* Text extract
• • •
Alma mater University of Nottingham
University of Birmingham
University of California, Santa Cruz
Occupation professor and academic administrator
Employer Columbia University
Known for Dean of Columbia College of Columbia University
Home town Northumberland, England
Board member of Modern Drama
New Literary History
The Pinter Review
Theater:Theory/Text/Performance
Spouse(s) Patricia D. Denison
Children four daughters
Website Faculty Profile
Notes

Austin Edmund Quigley (born December 31, 1942) was Dean of Columbia College of Columbia University, Lucy G. Moses Professor, and Brander Matthews Professor of Dramatic Literature at Columbia University, in New York City, and the recipient of the 2008 Alexander Hamilton Medal, Columbia College's highest honor.[2][3] He is also a member of the Oscar Hammerstein II Center for Theatre Studies[2] and of the Columbia University Doctoral Program Subcommittee on Theatre, has served on the editorial boards of Modern Drama, New Literary History, The Pinter Review, and the University of Michigan Press book series Theater: Theory/Text/Performance.
• • •
* Task A
Reproduce the lines of the listing from its first line through the line containing "- colorbar-tick--6: -6: [734, 445, 741, 453]", inclusive.
The text and the listing that follows it are unrelated to each other.
• • •
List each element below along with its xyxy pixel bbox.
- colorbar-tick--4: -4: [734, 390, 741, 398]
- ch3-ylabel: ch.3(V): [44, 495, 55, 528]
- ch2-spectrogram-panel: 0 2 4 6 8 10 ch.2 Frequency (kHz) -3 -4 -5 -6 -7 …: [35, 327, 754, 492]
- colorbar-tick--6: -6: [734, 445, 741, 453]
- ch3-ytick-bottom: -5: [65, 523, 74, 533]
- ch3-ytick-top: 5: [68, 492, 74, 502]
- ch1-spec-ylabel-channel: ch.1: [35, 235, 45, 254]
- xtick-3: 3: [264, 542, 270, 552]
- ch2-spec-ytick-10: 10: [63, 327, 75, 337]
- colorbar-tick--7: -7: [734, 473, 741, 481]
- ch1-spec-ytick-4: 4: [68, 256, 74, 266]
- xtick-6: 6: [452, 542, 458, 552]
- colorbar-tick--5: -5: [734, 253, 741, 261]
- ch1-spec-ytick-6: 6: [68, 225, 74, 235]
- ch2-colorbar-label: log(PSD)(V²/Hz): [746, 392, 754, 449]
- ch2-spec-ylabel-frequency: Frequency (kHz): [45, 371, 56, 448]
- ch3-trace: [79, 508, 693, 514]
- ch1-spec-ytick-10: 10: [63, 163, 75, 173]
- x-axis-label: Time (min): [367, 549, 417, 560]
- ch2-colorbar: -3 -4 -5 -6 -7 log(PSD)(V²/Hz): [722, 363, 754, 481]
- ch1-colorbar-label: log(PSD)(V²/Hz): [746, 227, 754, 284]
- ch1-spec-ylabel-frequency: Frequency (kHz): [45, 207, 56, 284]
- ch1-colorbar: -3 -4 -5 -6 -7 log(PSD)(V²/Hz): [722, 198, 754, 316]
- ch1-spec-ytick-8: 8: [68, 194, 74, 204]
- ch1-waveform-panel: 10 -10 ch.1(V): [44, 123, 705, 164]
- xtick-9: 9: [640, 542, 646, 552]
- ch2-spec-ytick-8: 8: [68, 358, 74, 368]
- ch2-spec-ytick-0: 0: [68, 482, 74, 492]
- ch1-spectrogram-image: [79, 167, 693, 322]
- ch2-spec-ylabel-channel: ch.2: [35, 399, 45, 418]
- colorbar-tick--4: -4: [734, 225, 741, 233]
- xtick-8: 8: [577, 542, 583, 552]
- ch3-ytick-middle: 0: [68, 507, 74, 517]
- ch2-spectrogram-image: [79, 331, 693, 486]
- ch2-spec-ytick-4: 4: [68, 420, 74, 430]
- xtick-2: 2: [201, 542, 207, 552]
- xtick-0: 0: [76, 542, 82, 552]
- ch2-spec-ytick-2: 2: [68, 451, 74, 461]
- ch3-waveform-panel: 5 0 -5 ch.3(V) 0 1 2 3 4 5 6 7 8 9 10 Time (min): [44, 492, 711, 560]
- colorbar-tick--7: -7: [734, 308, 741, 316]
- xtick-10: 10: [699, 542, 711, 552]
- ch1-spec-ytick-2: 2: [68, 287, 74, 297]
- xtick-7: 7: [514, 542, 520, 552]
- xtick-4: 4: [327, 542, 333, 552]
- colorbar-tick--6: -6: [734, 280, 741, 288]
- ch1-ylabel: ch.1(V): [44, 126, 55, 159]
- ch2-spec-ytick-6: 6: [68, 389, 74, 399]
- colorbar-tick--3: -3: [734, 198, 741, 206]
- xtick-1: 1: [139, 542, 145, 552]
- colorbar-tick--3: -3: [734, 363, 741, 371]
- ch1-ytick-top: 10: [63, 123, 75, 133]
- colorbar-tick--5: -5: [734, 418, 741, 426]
• • •
* Task B
Name every institution given as an alma mater in the Quigley biography.

* Answer A
List each element below along with its xyxy pixel bbox.
- colorbar-tick--4: -4: [734, 390, 741, 398]
- ch3-ylabel: ch.3(V): [44, 495, 55, 528]
- ch2-spectrogram-panel: 0 2 4 6 8 10 ch.2 Frequency (kHz) -3 -4 -5 -6 -7 …: [35, 327, 754, 492]
- colorbar-tick--6: -6: [734, 445, 741, 453]

* Answer B
University of Nottingham
University of Birmingham
University of California, Santa Cruz